I agree. My older daughter was learning to read before school, and we started with the usual here in Argentina:

  ma, me, mi, mo, mu
  pa, pe, pi, po, pu
  sa, se, si, so, su
  ...
after a few more rows, we expected her to generalize because she is very smart, but it's harder than what we expected and we have to told her all the 21x5 cases. (The first cases were harder, and the lasts got easier.). I don't remember about the longer silabes like "pra", "bla", ... and there are weird words like "consternado" but I guess it was not obvious.
Yes, I think it will be somewhat random how many cases each child needs to be taught before they generalize. One thing I forgot to mention is that for polysyllabic words, they use a learning aid here: in the beginning, the syllable boundaries are marked with dashes in all text and in the second year, only in longer words. I don't know if it works in Spanish too, something like this: "A-yer ce-na-mos cons-ter-na-dos." Again, I think it's unnecessary for some children but helps others to keep learning while gaining more experience with the syllables.

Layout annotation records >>
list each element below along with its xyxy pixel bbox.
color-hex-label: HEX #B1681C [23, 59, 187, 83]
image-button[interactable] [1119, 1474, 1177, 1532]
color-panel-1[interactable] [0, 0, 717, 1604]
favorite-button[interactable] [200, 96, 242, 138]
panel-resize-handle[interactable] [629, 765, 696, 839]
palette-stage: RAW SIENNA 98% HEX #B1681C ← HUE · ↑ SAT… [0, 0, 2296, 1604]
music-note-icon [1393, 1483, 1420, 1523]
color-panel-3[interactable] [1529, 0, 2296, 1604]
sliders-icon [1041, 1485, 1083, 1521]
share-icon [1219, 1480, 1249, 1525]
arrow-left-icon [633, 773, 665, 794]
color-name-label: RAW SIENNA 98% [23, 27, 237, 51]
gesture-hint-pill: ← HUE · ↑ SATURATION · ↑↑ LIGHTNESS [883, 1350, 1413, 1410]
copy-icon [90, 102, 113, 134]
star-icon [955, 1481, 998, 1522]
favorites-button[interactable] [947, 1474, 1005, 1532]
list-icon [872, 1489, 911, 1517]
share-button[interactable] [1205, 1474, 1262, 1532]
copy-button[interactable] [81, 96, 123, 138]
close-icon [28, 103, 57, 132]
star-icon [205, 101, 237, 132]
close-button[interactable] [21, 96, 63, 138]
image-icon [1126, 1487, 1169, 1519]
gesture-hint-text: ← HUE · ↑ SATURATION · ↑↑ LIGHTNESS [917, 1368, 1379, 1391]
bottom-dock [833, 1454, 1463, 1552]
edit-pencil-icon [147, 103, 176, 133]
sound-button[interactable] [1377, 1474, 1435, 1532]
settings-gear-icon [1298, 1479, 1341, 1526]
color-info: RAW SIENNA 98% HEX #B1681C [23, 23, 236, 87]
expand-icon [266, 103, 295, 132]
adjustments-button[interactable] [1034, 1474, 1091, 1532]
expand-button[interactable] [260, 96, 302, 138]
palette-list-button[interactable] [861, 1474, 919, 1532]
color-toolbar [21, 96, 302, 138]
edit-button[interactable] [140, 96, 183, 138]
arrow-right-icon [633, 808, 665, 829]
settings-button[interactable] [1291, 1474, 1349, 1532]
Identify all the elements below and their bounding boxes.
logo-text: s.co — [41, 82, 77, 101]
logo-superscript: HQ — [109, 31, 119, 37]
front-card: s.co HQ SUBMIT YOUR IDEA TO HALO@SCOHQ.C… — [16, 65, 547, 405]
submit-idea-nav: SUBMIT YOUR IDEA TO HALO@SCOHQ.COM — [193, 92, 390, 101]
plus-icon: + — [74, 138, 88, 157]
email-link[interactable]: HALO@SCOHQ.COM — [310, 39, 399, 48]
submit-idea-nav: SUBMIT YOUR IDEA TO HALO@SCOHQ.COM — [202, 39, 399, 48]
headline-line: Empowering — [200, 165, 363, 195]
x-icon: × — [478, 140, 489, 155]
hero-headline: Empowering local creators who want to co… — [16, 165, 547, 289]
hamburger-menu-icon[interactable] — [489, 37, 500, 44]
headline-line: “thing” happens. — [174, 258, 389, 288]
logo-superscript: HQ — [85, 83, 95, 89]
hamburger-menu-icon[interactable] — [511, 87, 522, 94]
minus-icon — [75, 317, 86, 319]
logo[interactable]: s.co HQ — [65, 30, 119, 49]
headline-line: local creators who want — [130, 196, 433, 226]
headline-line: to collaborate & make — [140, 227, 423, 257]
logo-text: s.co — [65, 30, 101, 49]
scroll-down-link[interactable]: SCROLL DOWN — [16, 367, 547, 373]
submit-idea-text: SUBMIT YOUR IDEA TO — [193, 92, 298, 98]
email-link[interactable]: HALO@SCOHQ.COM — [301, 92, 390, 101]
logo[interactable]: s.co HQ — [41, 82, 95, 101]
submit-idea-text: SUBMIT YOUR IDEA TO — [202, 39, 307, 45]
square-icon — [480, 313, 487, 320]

Exercise tasks >>
a. Retype the passage on learning to read by syllables from "ma, me, mi, mo, mu" up to and including "was not obvious.".
b. Continue the passage on learning to read by syllables from where it stops.
The records are separate material from the passage on learning to read by syllables.

In response >>
a.
ma, me, mi, mo, mu
  pa, pe, pi, po, pu
  sa, se, si, so, su
  ...
after a few more rows, we expected her to generalize because she is very smart, but it's harder than what we expected and we have to told her all the 21x5 cases. (The first cases were harder, and the lasts got easier.). I don't remember about the longer silabes like "pra", "bla", ... and there are weird words like "consternado" but I guess it was not obvious.

b.
I contest this. There is no correct "step from" in this. There is a post-hoc explanation for why a lot of things work. And there is some benefit in regularity. But most of this is, as stated, post hoc.

Consider, how do you read "f=ma", or "e=mc^2"? Why don't those follow the same rules? They use the same symbols as our alphabets, after all?

Or consider "do re mi" is pronounced differently from "do re me". And, amusingly, most people will not read those correctly. This doesn't rob the names of the notes as meaningless. Nor does it mean that they are not taught correctly. But you learn to interact with the symbols. Not merely transcribe them between representations.